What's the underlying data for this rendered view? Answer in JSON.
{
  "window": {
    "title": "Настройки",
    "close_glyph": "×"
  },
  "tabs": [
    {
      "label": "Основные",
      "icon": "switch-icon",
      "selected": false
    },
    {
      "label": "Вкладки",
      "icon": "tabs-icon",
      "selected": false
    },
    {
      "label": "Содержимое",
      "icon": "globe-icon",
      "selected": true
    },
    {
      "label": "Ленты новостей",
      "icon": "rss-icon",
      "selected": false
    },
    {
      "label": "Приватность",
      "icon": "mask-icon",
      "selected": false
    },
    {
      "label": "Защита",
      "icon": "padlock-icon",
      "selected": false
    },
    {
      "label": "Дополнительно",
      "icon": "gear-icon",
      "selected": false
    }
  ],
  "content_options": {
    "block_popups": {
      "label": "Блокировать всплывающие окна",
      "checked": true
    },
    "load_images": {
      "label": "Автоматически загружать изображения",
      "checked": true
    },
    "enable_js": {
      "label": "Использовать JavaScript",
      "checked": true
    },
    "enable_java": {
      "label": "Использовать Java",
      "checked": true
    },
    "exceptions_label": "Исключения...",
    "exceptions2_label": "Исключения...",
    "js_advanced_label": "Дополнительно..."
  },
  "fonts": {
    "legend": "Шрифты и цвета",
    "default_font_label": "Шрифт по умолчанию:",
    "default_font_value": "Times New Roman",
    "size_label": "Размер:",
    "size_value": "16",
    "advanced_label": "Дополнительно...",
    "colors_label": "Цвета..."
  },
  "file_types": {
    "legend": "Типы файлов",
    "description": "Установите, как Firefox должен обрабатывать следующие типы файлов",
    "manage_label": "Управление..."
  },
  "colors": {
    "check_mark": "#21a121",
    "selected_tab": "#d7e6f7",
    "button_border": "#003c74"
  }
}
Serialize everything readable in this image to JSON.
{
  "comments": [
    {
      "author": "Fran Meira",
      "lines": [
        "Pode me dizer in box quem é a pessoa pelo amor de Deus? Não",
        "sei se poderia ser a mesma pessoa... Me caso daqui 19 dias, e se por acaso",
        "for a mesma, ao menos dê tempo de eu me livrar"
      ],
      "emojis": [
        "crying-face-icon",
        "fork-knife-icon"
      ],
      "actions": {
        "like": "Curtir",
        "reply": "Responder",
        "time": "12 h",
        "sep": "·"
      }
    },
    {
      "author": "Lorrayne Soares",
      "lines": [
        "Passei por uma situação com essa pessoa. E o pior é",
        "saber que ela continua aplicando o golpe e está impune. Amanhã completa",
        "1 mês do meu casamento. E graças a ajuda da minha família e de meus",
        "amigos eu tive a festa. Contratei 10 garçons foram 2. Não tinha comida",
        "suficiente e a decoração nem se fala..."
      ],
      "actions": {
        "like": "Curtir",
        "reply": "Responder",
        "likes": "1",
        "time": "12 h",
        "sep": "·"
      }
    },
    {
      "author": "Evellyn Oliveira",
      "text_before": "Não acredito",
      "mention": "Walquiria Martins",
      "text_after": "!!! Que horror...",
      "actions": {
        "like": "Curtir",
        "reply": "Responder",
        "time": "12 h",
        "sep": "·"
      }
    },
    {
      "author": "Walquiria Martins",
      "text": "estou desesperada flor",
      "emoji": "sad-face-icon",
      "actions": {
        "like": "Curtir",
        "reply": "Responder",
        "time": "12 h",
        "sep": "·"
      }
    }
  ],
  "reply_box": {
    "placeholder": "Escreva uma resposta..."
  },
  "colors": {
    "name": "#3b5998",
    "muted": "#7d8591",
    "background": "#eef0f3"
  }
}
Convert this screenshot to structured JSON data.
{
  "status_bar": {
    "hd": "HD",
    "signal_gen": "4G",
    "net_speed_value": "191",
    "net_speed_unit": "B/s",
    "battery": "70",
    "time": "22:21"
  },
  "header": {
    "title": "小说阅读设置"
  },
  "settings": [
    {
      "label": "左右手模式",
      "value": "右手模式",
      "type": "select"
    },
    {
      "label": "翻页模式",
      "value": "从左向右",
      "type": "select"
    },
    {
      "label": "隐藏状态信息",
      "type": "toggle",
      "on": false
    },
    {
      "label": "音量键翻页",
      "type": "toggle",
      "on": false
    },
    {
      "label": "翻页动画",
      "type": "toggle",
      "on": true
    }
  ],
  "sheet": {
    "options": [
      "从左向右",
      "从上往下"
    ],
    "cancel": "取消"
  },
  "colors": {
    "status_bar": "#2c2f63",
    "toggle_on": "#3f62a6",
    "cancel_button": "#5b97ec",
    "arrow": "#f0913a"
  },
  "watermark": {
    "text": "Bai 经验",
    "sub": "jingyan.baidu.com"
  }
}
------------
WRITTEN TASK
Return all of the entries exactly as they were supplied.

ANSWER BELOW
What's the underlying data for this rendered view? Answer in JSON.
{
  "window": {
    "title": "Настройки",
    "close_glyph": "×"
  },
  "tabs": [
    {
      "label": "Основные",
      "icon": "switch-icon",
      "selected": false
    },
    {
      "label": "Вкладки",
      "icon": "tabs-icon",
      "selected": false
    },
    {
      "label": "Содержимое",
      "icon": "globe-icon",
      "selected": true
    },
    {
      "label": "Ленты новостей",
      "icon": "rss-icon",
      "selected": false
    },
    {
      "label": "Приватность",
      "icon": "mask-icon",
      "selected": false
    },
    {
      "label": "Защита",
      "icon": "padlock-icon",
      "selected": false
    },
    {
      "label": "Дополнительно",
      "icon": "gear-icon",
      "selected": false
    }
  ],
  "content_options": {
    "block_popups": {
      "label": "Блокировать всплывающие окна",
      "checked": true
    },
    "load_images": {
      "label": "Автоматически загружать изображения",
      "checked": true
    },
    "enable_js": {
      "label": "Использовать JavaScript",
      "checked": true
    },
    "enable_java": {
      "label": "Использовать Java",
      "checked": true
    },
    "exceptions_label": "Исключения...",
    "exceptions2_label": "Исключения...",
    "js_advanced_label": "Дополнительно..."
  },
  "fonts": {
    "legend": "Шрифты и цвета",
    "default_font_label": "Шрифт по умолчанию:",
    "default_font_value": "Times New Roman",
    "size_label": "Размер:",
    "size_value": "16",
    "advanced_label": "Дополнительно...",
    "colors_label": "Цвета..."
  },
  "file_types": {
    "legend": "Типы файлов",
    "description": "Установите, как Firefox должен обрабатывать следующие типы файлов",
    "manage_label": "Управление..."
  },
  "colors": {
    "check_mark": "#21a121",
    "selected_tab": "#d7e6f7",
    "button_border": "#003c74"
  }
}
Serialize everything readable in this image to JSON.
{
  "comments": [
    {
      "author": "Fran Meira",
      "lines": [
        "Pode me dizer in box quem é a pessoa pelo amor de Deus? Não",
        "sei se poderia ser a mesma pessoa... Me caso daqui 19 dias, e se por acaso",
        "for a mesma, ao menos dê tempo de eu me livrar"
      ],
      "emojis": [
        "crying-face-icon",
        "fork-knife-icon"
      ],
      "actions": {
        "like": "Curtir",
        "reply": "Responder",
        "time": "12 h",
        "sep": "·"
      }
    },
    {
      "author": "Lorrayne Soares",
      "lines": [
        "Passei por uma situação com essa pessoa. E o pior é",
        "saber que ela continua aplicando o golpe e está impune. Amanhã completa",
        "1 mês do meu casamento. E graças a ajuda da minha família e de meus",
        "amigos eu tive a festa. Contratei 10 garçons foram 2. Não tinha comida",
        "suficiente e a decoração nem se fala..."
      ],
      "actions": {
        "like": "Curtir",
        "reply": "Responder",
        "likes": "1",
        "time": "12 h",
        "sep": "·"
      }
    },
    {
      "author": "Evellyn Oliveira",
      "text_before": "Não acredito",
      "mention": "Walquiria Martins",
      "text_after": "!!! Que horror...",
      "actions": {
        "like": "Curtir",
        "reply": "Responder",
        "time": "12 h",
        "sep": "·"
      }
    },
    {
      "author": "Walquiria Martins",
      "text": "estou desesperada flor",
      "emoji": "sad-face-icon",
      "actions": {
        "like": "Curtir",
        "reply": "Responder",
        "time": "12 h",
        "sep": "·"
      }
    }
  ],
  "reply_box": {
    "placeholder": "Escreva uma resposta..."
  },
  "colors": {
    "name": "#3b5998",
    "muted": "#7d8591",
    "background": "#eef0f3"
  }
}
Convert this screenshot to structured JSON data.
{
  "status_bar": {
    "hd": "HD",
    "signal_gen": "4G",
    "net_speed_value": "191",
    "net_speed_unit": "B/s",
    "battery": "70",
    "time": "22:21"
  },
  "header": {
    "title": "小说阅读设置"
  },
  "settings": [
    {
      "label": "左右手模式",
      "value": "右手模式",
      "type": "select"
    },
    {
      "label": "翻页模式",
      "value": "从左向右",
      "type": "select"
    },
    {
      "label": "隐藏状态信息",
      "type": "toggle",
      "on": false
    },
    {
      "label": "音量键翻页",
      "type": "toggle",
      "on": false
    },
    {
      "label": "翻页动画",
      "type": "toggle",
      "on": true
    }
  ],
  "sheet": {
    "options": [
      "从左向右",
      "从上往下"
    ],
    "cancel": "取消"
  },
  "colors": {
    "status_bar": "#2c2f63",
    "toggle_on": "#3f62a6",
    "cancel_button": "#5b97ec",
    "arrow": "#f0913a"
  },
  "watermark": {
    "text": "Bai 经验",
    "sub": "jingyan.baidu.com"
  }
}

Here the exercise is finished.